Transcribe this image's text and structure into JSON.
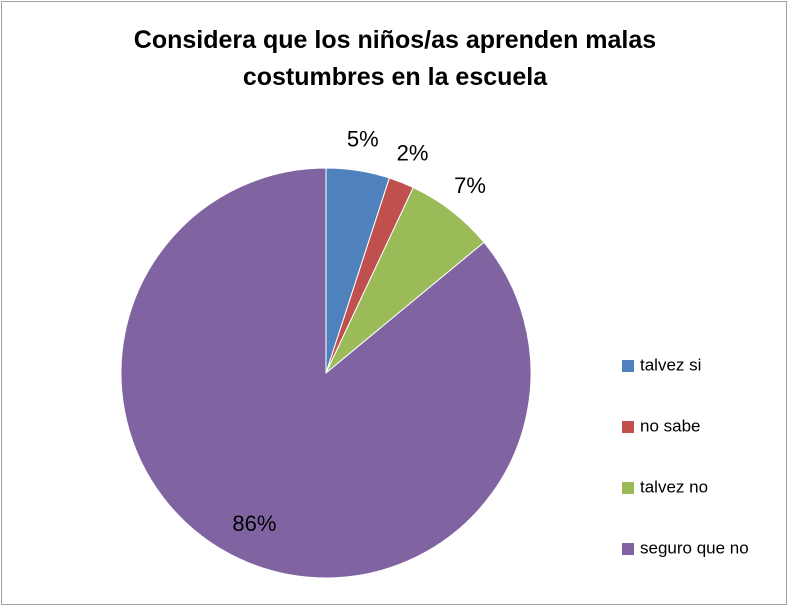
{
  "chart_data": {
    "type": "pie",
    "title": "Considera que los niños/as aprenden malas costumbres en la escuela",
    "categories": [
      "talvez si",
      "no sabe",
      "talvez no",
      "seguro que no"
    ],
    "values": [
      5,
      2,
      7,
      86
    ],
    "value_labels": [
      "5%",
      "2%",
      "7%",
      "86%"
    ],
    "colors": [
      "#4f81bd",
      "#c0504d",
      "#9bbb59",
      "#8064a2"
    ],
    "legend": "right"
  }
}
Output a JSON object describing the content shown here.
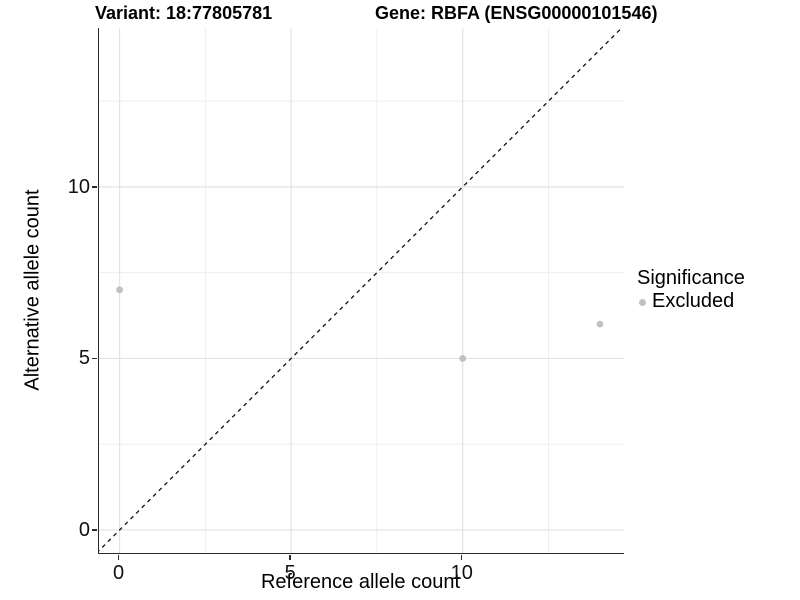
{
  "titles": {
    "variant": "Variant: 18:77805781",
    "gene": "Gene: RBFA (ENSG00000101546)"
  },
  "axes": {
    "x_label": "Reference allele count",
    "y_label": "Alternative allele count"
  },
  "legend": {
    "title": "Significance",
    "items": [
      {
        "label": "Excluded",
        "color": "#c1c1c1"
      }
    ]
  },
  "chart_data": {
    "type": "scatter",
    "title": "Variant: 18:77805781 | Gene: RBFA (ENSG00000101546)",
    "xlabel": "Reference allele count",
    "ylabel": "Alternative allele count",
    "series": [
      {
        "name": "Excluded",
        "color": "#c1c1c1",
        "points": [
          [
            0,
            7
          ],
          [
            10,
            5
          ],
          [
            14,
            6
          ]
        ]
      }
    ],
    "identity_line": {
      "type": "y=x",
      "style": "dashed",
      "color": "#111111"
    },
    "xlim": [
      -0.6,
      14.7
    ],
    "ylim": [
      -0.67,
      14.63
    ],
    "x_ticks": [
      0,
      5,
      10
    ],
    "y_ticks": [
      0,
      5,
      10
    ],
    "grid": {
      "major": [
        0,
        5,
        10
      ],
      "minor": [
        2.5,
        7.5,
        12.5
      ]
    },
    "legend_position": "right",
    "legend_title": "Significance",
    "colors": {
      "grid_major": "#e3e3e3",
      "grid_minor": "#eeeeee",
      "axis_line": "#2b2b2b",
      "point": "#c1c1c1",
      "identity_line": "#111111",
      "background": "#ffffff"
    }
  }
}
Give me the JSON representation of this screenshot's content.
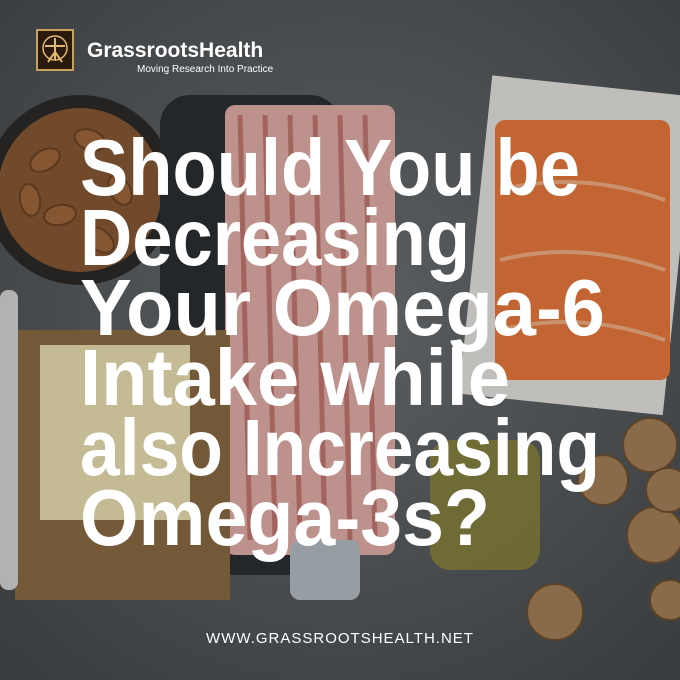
{
  "logo": {
    "name": "GrassrootsHealth",
    "tagline": "Moving Research Into Practice"
  },
  "headline": {
    "lines": [
      "Should You be",
      "Decreasing",
      "Your Omega-6",
      "Intake while",
      "also Increasing",
      "Omega-3s?"
    ]
  },
  "footer": {
    "url": "WWW.GRASSROOTSHEALTH.NET"
  }
}
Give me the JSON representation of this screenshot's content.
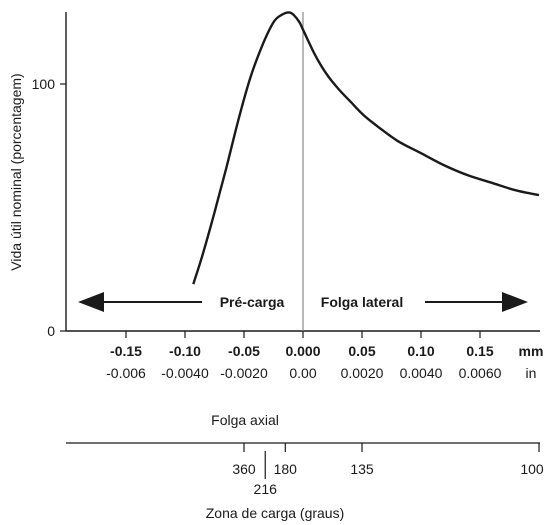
{
  "chart_data": {
    "type": "line",
    "ylabel": "Vida útil nominal (porcentagem)",
    "yticks": [
      {
        "value": 0,
        "label": "0"
      },
      {
        "value": 100,
        "label": "100"
      }
    ],
    "ylim": [
      0,
      128
    ],
    "xlim": [
      -0.2,
      0.205
    ],
    "x_mm_ticks": [
      {
        "value": -0.15,
        "label": "-0.15"
      },
      {
        "value": -0.1,
        "label": "-0.10"
      },
      {
        "value": -0.05,
        "label": "-0.05"
      },
      {
        "value": 0.0,
        "label": "0.000"
      },
      {
        "value": 0.05,
        "label": "0.05"
      },
      {
        "value": 0.1,
        "label": "0.10"
      },
      {
        "value": 0.15,
        "label": "0.15"
      }
    ],
    "x_in_ticks": [
      "-0.006",
      "-0.0040",
      "-0.0020",
      "0.00",
      "0.0020",
      "0.0040",
      "0.0060"
    ],
    "mm_unit": "mm",
    "in_unit": "in",
    "xlabel": "Folga axial",
    "series": [
      {
        "x": [
          -0.093,
          -0.085,
          -0.075,
          -0.065,
          -0.055,
          -0.045,
          -0.035,
          -0.025,
          -0.018,
          -0.012,
          -0.008,
          -0.003,
          0.0,
          0.01,
          0.02,
          0.03,
          0.04,
          0.05,
          0.06,
          0.08,
          0.1,
          0.12,
          0.14,
          0.16,
          0.18,
          0.2
        ],
        "y": [
          19,
          31,
          48,
          66,
          85,
          102,
          115,
          125,
          128,
          129,
          128,
          125,
          122,
          112,
          104,
          98,
          93,
          88,
          84,
          77,
          72,
          67,
          63,
          60,
          57,
          55
        ]
      }
    ],
    "arrow_left_label": "Pré-carga",
    "arrow_right_label": "Folga lateral",
    "load_zone_label": "Zona de carga (graus)",
    "load_zone_ticks": [
      {
        "x": -0.05,
        "label": "360"
      },
      {
        "x": -0.015,
        "label": "180"
      },
      {
        "x": 0.05,
        "label": "135"
      },
      {
        "x": 0.205,
        "label": "100"
      }
    ],
    "load_zone_sub_tick": {
      "x": -0.032,
      "label": "216"
    },
    "grid": false
  }
}
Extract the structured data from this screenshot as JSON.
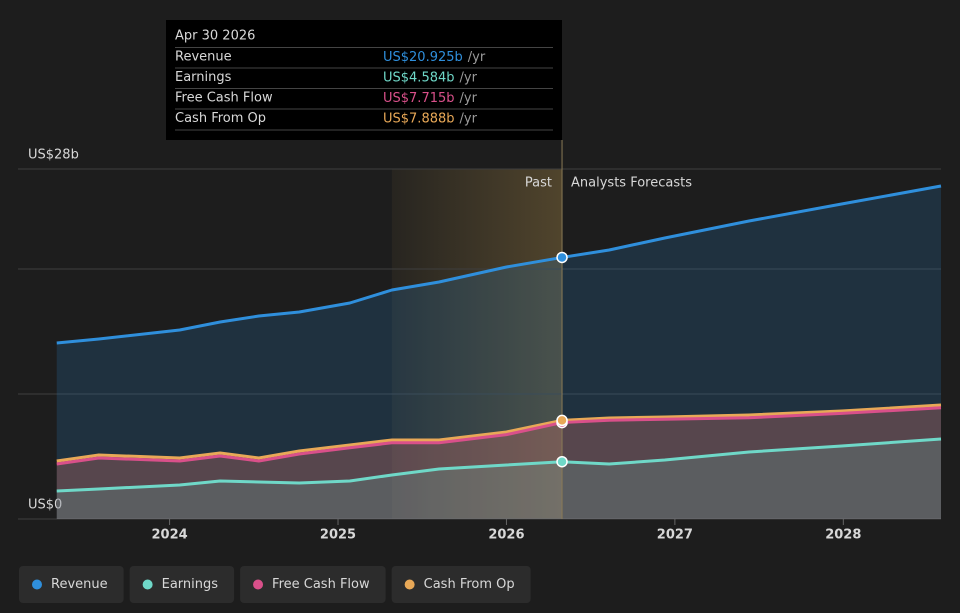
{
  "chart_data": {
    "type": "area",
    "x": [
      2023.33,
      2023.58,
      2024.06,
      2024.3,
      2024.53,
      2024.77,
      2025.07,
      2025.32,
      2025.6,
      2026.0,
      2026.33,
      2026.61,
      2026.94,
      2027.44,
      2027.99,
      2028.58
    ],
    "xlim": [
      2023.1,
      2028.58
    ],
    "xticks": [
      2024,
      2025,
      2026,
      2027,
      2028
    ],
    "ylim": [
      0,
      28
    ],
    "yticks": [
      {
        "value": 0,
        "label": "US$0"
      },
      {
        "value": 10,
        "label": null
      },
      {
        "value": 20,
        "label": null
      },
      {
        "value": 28,
        "label": "US$28b"
      }
    ],
    "grid": true,
    "past_start": 2025.32,
    "forecast_start": 2026.33,
    "annotations": {
      "past": "Past",
      "forecast": "Analysts Forecasts"
    },
    "tooltip": {
      "date": "Apr 30 2026",
      "unit": "/yr"
    },
    "legend": "bottom",
    "series": [
      {
        "name": "Revenue",
        "color": "#2f8fdc",
        "values": [
          14.08,
          14.4,
          15.12,
          15.76,
          16.24,
          16.56,
          17.28,
          18.32,
          18.96,
          20.16,
          20.925,
          21.52,
          22.48,
          23.84,
          25.2,
          26.64
        ],
        "value_labels": [
          null,
          null,
          null,
          null,
          null,
          null,
          null,
          null,
          null,
          null,
          "US$20.925b",
          null,
          null,
          null,
          null,
          null
        ]
      },
      {
        "name": "Earnings",
        "color": "#6fd8c8",
        "values": [
          2.24,
          2.4,
          2.72,
          3.04,
          2.96,
          2.88,
          3.04,
          3.52,
          4.0,
          4.32,
          4.584,
          4.4,
          4.72,
          5.36,
          5.84,
          6.4
        ],
        "value_labels": [
          null,
          null,
          null,
          null,
          null,
          null,
          null,
          null,
          null,
          null,
          "US$4.584b",
          null,
          null,
          null,
          null,
          null
        ]
      },
      {
        "name": "Free Cash Flow",
        "color": "#d9508a",
        "values": [
          4.4,
          4.88,
          4.64,
          5.04,
          4.64,
          5.2,
          5.7,
          6.1,
          6.1,
          6.75,
          7.715,
          7.9,
          7.98,
          8.1,
          8.45,
          8.9
        ],
        "value_labels": [
          null,
          null,
          null,
          null,
          null,
          null,
          null,
          null,
          null,
          null,
          "US$7.715b",
          null,
          null,
          null,
          null,
          null
        ]
      },
      {
        "name": "Cash From Op",
        "color": "#e8a857",
        "values": [
          4.64,
          5.12,
          4.88,
          5.28,
          4.88,
          5.44,
          5.92,
          6.32,
          6.32,
          6.96,
          7.888,
          8.08,
          8.16,
          8.32,
          8.64,
          9.12
        ],
        "value_labels": [
          null,
          null,
          null,
          null,
          null,
          null,
          null,
          null,
          null,
          null,
          "US$7.888b",
          null,
          null,
          null,
          null,
          null
        ]
      }
    ]
  }
}
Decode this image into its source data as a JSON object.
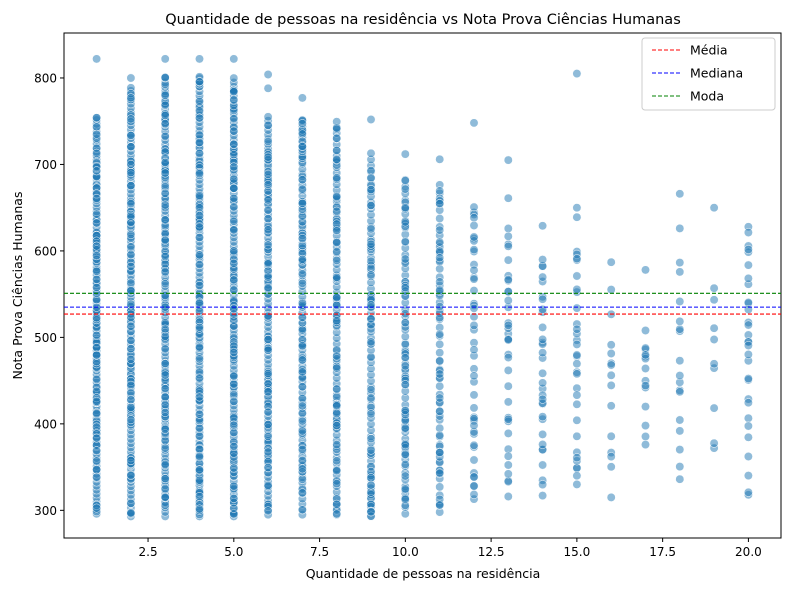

Task
Find every line in the records above that contains the word "JSON", and copy each one.

Task answer
Transcribe this image's text and structure into JSON.
Output a JSON object describing the content shown here.
Give me the JSON representation of this screenshot's content.
Give me the JSON representation of this screenshot's content.
Extract the structured data from this screenshot as JSON.
Decode this image into its source data as a JSON object.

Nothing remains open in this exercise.